> What this task involves
Copy every line that contains the string "ENCUENTRA" from the entries below.

> Dataset excerpts
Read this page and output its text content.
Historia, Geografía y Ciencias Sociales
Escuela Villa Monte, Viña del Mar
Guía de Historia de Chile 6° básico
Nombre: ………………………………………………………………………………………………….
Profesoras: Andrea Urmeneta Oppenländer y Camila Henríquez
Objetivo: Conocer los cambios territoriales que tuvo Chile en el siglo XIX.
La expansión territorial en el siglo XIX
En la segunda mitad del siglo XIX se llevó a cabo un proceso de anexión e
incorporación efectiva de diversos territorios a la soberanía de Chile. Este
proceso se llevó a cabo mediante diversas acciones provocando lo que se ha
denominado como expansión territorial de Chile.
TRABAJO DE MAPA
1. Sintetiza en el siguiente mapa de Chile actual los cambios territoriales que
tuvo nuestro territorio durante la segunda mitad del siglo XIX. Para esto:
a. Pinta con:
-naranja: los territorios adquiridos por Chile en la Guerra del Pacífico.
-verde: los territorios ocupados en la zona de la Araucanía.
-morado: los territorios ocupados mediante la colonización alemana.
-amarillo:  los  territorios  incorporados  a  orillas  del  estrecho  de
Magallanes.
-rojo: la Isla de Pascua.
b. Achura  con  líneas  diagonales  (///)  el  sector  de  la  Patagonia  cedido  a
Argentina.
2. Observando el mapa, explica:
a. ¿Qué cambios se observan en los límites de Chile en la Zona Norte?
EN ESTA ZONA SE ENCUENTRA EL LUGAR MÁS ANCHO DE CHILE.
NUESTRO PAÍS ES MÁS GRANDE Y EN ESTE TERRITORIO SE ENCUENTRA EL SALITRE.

> The answer
EN ESTA ZONA SE ENCUENTRA EL LUGAR MÁS ANCHO DE CHILE.
NUESTRO PAÍS ES MÁS GRANDE Y EN ESTE TERRITORIO SE ENCUENTRA EL SALITRE.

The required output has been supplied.